▶ **Tareas a realizar**
1. Responda a partir de la noticia sobre el caso Rosenberg:
(a) ¿Contra cuántos detenidos hizo efectivos los cargos el Ministerio Público?
(b) ¿Cómo se llama la primera dama mencionada en el video del jurista?
(c) ¿Cuántos meses otorga la ley al Ministerio Público para reunir pruebas contra los acusados?
2. Transcriba literalmente el fragmento de la noticia sobre el caso Rosenberg comprendido entre "Esto llevó a" y "de los imputados.", ambos inclusive.

▶ **Texto de la página**
* * * * * * *
Coincidente con la
fecha de vencimiento del plazo, la Fiscalía General presentó
acusaciones contra implicados en un sonado caso de asesinato que
llevó a una crisis política en Guatemala.
El Ministerio Público (MP) hizo efectivos ante un juzgado los
cargos contra ocho de 11 detenidos como presuntos autores materiales
del crimen del abogado Rodrigo Rosenberg, el pasado 10 de mayo en
esta capital.
Pocos días después del suceso fue divulgado un vídeo póstumo del
jurista, en el cual acusaba por lo que pudiera pasarle al presidente
Alvaro Colom y varios de sus colaboradores más estrechos, incluida
la primera dama, Sandra Torres.
Esto llevó a una tormenta política, en la cual los adversarios
del mandatario aprovecharon para incluso exigir su salida del poder,
pero un apoyo mayoritario nacional e internacional condujo al fin de
esa situación. Tanto el MP como la Comisión Internacional contra la
Impunidad en Guatemala aseguran tener pruebas contundentes sobre la
participación de los imputados.
De los 11 detenidos por ese hecho, tres decidieron acogerse a la
novedosa figura de colaborador efectivo de las autoridades.
Sus declaraciones señalaron a dos empresarios farmacéuticos como
autores intelectuales y de quienes recibieron el pago por asesinar a
Rosenberg, pero antes de ser arrestados uno había salido del país y
del otro no se sabe el paradero.
La jueza encargada, Verónica Galicia, anunció ayer el vencimiento
de los tres meses otorgados por ley al MP para reunir pruebas contra
los acusados y mostrarlas en el juzgado.
Además, solicitó protección para ella y demás funcionarios
judiciales que llevan el caso ante posibles represalias.
* * * * * * *
▶ **Material presentado**
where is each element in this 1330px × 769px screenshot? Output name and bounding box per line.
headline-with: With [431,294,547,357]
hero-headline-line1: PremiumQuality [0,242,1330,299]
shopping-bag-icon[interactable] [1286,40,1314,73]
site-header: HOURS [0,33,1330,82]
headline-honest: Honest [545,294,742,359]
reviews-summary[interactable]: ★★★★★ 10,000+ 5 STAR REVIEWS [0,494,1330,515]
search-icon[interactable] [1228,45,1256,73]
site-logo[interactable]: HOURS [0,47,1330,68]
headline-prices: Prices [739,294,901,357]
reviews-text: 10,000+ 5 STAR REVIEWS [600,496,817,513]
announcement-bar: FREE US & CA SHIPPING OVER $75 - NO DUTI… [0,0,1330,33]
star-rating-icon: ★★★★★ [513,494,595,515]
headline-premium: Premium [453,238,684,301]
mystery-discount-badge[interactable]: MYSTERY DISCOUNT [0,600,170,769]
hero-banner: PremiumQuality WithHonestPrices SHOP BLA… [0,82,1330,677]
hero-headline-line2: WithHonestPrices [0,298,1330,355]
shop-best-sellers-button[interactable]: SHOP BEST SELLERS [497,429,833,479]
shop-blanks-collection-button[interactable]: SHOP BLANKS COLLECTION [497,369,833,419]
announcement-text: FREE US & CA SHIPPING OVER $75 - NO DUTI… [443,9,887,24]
* * * * * * *
▶ **Soluciones por tarea**
1.
(a) Contra ocho de los 11 detenidos.
(b) Sandra Torres.
(c) Tres meses.

2.
Esto llevó a una tormenta política, en la cual los adversarios
del mandatario aprovecharon para incluso exigir su salida del poder,
pero un apoyo mayoritario nacional e internacional condujo al fin de
esa situación. Tanto el MP como la Comisión Internacional contra la
Impunidad en Guatemala aseguran tener pruebas contundentes sobre la
participación de los imputados.